[Document layout detection data]
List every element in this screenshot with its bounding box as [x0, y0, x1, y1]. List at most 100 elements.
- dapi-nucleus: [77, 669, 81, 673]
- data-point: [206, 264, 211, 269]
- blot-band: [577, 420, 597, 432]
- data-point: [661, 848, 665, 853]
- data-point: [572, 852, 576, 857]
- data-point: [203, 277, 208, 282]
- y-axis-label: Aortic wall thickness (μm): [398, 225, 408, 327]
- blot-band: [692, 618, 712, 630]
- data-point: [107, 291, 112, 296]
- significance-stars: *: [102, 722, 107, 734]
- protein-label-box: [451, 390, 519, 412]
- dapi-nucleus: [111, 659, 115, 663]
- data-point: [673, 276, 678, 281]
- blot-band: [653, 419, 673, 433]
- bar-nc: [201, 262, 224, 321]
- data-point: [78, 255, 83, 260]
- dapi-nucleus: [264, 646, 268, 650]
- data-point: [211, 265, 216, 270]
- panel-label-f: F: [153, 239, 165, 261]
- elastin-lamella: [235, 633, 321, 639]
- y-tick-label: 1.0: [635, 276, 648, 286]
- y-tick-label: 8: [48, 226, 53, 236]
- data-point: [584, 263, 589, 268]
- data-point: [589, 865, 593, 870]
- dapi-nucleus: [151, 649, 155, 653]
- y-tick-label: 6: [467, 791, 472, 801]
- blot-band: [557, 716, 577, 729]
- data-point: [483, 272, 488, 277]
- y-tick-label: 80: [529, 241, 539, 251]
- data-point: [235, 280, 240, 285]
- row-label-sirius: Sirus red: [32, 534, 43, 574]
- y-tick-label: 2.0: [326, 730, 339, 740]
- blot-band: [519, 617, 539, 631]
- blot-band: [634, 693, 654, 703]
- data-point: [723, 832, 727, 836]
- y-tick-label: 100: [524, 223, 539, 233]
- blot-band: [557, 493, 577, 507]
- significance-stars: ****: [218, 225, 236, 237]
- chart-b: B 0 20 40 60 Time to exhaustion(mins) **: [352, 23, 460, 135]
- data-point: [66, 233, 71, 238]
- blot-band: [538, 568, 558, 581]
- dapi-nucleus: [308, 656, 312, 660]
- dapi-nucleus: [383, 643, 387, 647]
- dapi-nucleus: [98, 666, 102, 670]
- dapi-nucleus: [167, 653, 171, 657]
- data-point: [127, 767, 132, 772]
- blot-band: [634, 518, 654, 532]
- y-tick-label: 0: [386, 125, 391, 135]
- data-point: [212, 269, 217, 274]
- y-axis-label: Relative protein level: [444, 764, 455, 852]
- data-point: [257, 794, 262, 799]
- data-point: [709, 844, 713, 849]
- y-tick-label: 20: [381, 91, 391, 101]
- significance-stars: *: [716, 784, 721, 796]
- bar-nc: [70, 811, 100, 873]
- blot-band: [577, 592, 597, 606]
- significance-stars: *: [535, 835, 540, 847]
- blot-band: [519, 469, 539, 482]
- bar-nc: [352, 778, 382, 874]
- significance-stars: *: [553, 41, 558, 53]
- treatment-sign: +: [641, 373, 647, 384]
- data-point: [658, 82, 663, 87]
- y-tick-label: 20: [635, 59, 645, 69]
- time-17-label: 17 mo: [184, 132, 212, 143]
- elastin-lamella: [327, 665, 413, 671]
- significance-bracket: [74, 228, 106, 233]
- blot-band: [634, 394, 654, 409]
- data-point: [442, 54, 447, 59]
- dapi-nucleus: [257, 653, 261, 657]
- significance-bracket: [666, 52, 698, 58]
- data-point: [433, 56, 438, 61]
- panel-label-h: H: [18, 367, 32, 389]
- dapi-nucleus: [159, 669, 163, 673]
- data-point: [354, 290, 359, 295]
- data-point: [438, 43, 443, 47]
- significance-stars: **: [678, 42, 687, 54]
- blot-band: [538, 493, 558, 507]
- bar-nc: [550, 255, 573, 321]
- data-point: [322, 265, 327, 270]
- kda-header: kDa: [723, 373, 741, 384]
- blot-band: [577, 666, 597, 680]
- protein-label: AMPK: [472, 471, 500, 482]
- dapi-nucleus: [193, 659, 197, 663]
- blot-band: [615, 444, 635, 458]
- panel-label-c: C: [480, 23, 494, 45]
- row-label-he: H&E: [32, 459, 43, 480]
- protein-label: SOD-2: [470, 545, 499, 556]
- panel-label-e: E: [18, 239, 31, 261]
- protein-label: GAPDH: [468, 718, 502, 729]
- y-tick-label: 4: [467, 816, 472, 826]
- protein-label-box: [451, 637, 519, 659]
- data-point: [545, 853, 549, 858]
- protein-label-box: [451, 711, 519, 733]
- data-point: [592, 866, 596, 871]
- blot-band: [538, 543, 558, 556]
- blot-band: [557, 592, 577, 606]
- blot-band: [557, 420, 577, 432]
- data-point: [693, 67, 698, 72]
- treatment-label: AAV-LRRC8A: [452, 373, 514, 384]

* * *

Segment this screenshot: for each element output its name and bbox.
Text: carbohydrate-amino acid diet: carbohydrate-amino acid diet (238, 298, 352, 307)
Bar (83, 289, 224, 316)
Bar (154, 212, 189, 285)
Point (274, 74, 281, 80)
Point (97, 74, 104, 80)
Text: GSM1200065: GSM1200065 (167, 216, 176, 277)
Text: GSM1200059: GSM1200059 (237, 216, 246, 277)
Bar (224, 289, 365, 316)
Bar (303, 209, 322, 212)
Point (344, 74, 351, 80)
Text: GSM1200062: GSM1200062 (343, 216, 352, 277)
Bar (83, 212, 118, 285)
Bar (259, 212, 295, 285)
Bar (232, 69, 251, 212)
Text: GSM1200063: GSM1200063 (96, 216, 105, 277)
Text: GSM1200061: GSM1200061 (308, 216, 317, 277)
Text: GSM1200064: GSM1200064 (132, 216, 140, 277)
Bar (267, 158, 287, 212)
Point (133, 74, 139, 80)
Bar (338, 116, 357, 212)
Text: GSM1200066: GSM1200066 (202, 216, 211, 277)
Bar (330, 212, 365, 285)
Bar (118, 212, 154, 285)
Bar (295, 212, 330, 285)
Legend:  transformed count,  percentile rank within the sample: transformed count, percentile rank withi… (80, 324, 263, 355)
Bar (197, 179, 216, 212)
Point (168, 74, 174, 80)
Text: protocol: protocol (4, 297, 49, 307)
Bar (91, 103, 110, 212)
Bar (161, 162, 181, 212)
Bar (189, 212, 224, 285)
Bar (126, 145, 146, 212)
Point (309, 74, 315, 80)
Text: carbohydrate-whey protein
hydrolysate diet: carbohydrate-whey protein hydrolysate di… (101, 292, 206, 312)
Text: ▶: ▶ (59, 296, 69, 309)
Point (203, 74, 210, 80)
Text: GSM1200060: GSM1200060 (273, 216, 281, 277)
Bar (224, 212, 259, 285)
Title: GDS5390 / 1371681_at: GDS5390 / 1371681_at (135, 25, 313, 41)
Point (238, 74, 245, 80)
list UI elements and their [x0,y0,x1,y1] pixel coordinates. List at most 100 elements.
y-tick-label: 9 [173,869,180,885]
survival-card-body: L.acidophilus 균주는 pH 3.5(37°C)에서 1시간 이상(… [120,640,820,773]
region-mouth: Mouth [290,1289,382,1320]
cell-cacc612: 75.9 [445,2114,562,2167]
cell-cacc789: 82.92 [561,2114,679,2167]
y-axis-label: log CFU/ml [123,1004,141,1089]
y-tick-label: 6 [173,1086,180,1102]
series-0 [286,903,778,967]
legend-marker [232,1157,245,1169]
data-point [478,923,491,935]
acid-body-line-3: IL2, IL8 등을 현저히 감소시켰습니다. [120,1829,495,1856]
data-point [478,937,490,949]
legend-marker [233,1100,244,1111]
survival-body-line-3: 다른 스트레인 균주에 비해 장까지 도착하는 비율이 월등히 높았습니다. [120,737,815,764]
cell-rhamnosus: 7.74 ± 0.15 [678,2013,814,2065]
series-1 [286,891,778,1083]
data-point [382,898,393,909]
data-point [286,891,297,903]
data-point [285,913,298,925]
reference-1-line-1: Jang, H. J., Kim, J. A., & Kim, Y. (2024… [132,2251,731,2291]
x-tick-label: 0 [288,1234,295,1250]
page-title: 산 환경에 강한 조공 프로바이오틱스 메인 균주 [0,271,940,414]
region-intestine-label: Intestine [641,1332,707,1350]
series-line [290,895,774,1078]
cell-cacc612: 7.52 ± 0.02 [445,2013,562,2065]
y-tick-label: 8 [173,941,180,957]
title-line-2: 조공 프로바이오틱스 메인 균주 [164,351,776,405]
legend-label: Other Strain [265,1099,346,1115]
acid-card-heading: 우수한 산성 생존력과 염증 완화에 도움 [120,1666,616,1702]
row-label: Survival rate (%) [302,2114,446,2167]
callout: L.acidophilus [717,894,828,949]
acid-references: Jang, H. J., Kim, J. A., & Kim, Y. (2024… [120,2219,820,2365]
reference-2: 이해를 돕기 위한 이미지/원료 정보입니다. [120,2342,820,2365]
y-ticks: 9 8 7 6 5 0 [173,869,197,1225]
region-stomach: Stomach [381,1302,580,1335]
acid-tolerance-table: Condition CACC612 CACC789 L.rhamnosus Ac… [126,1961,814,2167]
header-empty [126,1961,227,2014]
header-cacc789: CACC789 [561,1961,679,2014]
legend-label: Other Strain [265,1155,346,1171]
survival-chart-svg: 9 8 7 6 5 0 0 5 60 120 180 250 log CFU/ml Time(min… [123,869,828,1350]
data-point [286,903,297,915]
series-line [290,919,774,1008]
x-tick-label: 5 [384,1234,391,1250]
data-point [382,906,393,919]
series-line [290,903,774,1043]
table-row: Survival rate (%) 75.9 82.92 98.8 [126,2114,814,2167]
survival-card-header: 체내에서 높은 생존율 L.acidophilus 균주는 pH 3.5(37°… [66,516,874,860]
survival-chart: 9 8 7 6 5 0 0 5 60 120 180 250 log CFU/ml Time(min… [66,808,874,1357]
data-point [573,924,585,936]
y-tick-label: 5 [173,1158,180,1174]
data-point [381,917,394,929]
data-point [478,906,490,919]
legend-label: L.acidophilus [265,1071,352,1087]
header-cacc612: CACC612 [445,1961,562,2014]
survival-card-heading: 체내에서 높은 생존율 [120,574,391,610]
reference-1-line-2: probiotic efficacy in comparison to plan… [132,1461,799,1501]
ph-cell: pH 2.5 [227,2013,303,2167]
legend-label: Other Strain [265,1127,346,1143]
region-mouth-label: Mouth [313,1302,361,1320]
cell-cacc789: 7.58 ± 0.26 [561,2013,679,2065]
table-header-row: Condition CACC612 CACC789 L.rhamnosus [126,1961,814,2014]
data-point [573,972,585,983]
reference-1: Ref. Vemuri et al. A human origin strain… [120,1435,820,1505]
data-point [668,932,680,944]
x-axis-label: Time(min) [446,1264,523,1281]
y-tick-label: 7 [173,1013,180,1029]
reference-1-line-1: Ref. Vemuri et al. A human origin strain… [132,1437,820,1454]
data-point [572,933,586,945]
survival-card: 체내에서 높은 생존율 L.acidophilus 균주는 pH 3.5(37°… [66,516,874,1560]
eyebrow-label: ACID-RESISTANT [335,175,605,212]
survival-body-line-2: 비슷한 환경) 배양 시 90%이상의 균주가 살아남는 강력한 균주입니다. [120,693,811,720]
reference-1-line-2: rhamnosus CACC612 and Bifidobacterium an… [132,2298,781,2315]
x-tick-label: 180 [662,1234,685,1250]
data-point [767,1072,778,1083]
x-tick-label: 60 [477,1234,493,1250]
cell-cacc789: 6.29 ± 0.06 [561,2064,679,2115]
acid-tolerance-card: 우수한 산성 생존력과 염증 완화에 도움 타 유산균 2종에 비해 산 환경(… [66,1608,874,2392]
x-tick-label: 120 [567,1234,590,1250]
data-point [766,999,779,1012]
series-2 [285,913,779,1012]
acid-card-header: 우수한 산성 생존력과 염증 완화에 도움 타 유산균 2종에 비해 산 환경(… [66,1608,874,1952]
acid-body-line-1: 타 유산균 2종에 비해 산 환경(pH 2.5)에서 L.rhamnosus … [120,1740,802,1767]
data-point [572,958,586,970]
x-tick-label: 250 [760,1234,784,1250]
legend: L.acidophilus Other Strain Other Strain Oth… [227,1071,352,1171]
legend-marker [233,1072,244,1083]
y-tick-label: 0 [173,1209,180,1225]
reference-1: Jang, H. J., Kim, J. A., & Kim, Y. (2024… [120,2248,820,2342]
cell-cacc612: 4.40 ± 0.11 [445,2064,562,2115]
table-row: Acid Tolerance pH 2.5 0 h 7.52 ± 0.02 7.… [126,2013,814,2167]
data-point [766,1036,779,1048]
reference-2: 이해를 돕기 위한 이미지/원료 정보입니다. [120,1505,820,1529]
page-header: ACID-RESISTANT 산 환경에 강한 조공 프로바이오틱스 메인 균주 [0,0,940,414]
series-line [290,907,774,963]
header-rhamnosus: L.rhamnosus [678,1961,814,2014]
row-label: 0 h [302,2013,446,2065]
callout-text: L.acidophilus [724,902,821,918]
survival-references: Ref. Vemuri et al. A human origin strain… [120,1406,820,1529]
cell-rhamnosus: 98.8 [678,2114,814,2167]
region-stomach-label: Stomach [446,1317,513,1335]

• Exercise details
Filter the records above, keeping each line that contains the word "Other".

• Written answer
legend-label: Other Strain [265,1099,346,1115]
legend-label: Other Strain [265,1155,346,1171]
legend-label: Other Strain [265,1127,346,1143]
legend: L.acidophilus Other Strain Other Strain Oth… [227,1071,352,1171]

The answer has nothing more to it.